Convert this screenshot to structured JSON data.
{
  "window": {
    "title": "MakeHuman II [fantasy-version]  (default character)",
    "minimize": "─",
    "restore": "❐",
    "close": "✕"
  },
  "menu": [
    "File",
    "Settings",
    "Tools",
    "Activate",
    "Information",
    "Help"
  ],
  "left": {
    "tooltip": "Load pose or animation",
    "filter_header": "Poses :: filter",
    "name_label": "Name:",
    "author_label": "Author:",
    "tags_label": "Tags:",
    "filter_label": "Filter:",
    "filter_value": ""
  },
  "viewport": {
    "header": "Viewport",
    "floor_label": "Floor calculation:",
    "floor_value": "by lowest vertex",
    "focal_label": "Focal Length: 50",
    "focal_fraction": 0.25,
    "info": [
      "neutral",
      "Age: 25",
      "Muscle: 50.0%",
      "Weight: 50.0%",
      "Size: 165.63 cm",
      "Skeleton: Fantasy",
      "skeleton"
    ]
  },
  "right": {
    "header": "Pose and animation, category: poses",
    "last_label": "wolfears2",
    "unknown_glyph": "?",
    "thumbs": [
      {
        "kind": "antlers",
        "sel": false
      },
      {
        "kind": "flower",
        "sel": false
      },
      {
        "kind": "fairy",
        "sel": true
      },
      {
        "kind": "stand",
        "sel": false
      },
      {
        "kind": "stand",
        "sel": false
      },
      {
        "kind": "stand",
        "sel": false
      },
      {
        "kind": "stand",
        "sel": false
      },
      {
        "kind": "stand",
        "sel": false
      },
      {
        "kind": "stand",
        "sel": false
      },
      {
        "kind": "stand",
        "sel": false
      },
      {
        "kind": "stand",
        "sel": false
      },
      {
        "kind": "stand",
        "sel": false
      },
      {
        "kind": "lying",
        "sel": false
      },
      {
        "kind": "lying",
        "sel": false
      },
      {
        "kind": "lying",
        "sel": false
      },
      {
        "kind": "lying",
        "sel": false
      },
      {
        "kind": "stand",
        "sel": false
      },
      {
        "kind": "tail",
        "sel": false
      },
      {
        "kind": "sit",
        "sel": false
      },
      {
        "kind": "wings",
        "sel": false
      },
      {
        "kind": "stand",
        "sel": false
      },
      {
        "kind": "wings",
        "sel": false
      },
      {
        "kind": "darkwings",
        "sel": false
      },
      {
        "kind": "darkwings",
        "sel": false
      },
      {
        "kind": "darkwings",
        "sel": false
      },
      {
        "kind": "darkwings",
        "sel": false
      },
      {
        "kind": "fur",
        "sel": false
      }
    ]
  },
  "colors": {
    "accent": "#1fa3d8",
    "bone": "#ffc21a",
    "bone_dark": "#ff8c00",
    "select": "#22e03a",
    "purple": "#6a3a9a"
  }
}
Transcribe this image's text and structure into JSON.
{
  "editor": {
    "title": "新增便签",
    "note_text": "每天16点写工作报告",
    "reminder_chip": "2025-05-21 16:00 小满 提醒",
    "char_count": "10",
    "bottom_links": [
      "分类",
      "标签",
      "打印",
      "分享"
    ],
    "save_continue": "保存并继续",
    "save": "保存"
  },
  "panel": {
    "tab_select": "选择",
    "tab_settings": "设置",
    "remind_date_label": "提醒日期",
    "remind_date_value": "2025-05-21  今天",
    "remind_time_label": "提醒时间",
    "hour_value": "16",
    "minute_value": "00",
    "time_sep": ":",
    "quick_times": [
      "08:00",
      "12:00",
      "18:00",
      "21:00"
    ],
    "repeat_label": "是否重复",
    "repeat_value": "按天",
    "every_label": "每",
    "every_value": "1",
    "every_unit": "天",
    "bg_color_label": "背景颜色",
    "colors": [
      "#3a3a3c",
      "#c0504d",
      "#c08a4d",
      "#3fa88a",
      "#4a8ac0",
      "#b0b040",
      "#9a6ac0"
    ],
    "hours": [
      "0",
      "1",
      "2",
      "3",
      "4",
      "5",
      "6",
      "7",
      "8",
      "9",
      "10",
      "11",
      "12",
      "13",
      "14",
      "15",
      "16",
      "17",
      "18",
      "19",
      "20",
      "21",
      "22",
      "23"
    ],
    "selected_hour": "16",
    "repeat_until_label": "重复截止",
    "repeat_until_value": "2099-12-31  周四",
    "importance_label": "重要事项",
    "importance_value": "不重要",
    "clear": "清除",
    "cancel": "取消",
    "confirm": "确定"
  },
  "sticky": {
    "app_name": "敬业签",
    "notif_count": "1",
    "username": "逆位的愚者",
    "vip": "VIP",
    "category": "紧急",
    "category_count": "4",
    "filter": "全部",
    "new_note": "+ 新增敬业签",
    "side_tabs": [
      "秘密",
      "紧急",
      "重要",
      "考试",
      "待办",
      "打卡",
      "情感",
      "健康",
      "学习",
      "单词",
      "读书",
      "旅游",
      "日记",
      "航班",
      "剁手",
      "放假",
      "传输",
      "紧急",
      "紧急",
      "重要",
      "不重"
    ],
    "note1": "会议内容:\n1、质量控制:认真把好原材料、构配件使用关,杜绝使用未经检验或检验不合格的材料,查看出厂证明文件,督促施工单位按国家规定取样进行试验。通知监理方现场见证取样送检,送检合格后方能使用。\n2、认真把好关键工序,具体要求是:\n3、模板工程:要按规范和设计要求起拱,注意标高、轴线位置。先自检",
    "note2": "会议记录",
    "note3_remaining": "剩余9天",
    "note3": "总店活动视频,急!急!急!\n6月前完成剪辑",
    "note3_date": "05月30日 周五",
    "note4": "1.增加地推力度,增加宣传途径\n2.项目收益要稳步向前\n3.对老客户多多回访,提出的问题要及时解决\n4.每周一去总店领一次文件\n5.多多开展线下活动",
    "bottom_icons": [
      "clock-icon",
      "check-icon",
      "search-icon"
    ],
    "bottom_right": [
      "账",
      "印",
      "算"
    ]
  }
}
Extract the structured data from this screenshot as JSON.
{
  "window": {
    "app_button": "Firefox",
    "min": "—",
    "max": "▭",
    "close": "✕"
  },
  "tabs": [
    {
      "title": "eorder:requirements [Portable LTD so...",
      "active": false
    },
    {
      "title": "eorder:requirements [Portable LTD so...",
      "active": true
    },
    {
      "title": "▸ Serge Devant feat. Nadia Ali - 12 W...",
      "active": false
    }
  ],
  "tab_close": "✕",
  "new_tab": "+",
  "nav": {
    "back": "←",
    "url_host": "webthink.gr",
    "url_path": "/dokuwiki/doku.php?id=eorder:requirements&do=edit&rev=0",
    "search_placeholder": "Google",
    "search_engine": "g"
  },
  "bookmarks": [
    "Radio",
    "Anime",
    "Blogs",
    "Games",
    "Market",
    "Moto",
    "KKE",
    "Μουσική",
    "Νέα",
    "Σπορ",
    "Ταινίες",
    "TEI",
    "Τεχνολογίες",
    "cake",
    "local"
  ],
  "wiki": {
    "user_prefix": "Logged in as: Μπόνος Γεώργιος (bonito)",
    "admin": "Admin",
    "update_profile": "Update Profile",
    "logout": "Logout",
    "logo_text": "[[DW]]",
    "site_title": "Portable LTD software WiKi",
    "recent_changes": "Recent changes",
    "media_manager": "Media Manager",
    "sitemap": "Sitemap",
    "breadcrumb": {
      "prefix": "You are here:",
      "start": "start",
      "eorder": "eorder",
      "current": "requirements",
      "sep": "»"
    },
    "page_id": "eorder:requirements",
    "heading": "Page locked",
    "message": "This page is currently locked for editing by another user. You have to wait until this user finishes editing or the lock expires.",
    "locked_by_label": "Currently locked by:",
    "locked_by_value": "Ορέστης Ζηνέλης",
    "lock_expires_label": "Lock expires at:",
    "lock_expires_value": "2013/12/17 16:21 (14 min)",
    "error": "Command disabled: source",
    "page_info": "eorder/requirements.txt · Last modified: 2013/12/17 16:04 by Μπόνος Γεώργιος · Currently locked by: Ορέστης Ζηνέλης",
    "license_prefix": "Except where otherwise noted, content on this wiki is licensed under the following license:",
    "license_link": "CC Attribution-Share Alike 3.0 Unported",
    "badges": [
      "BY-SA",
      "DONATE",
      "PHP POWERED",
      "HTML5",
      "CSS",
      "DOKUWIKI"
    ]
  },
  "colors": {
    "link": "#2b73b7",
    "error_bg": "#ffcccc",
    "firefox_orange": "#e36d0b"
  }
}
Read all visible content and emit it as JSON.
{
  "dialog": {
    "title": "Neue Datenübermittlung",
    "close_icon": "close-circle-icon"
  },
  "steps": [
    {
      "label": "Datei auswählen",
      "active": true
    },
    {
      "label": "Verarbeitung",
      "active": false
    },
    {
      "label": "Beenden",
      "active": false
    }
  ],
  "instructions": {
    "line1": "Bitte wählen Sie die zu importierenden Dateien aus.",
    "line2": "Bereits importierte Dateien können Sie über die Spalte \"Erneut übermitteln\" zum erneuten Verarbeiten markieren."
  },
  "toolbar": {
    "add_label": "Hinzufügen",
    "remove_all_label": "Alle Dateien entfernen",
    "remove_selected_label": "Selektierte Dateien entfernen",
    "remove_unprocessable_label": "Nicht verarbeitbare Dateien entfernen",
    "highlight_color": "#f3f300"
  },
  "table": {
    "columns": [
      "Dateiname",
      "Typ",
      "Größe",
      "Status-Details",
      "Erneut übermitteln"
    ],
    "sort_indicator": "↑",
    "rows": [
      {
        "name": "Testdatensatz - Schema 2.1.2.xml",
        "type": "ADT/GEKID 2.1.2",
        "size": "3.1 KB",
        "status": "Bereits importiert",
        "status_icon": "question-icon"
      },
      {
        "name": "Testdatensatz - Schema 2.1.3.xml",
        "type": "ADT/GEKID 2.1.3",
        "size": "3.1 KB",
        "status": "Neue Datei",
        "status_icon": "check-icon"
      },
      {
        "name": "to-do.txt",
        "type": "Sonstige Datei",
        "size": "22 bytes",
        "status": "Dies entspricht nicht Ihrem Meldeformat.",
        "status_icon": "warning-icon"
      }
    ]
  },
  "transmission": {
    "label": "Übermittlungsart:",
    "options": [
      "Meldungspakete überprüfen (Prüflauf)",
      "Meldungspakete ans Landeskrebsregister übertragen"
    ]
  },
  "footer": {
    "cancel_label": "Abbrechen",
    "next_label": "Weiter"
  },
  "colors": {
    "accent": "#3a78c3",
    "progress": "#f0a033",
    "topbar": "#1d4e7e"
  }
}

──────

Given instruction: Which lines in the listing above hold the word "übermitteln"? Show each of them.

Answer below:
    "line2": "Bereits importierte Dateien können Sie über die Spalte \"Erneut übermitteln\" zum erneuten Verarbeiten markieren."
      "Erneut übermitteln"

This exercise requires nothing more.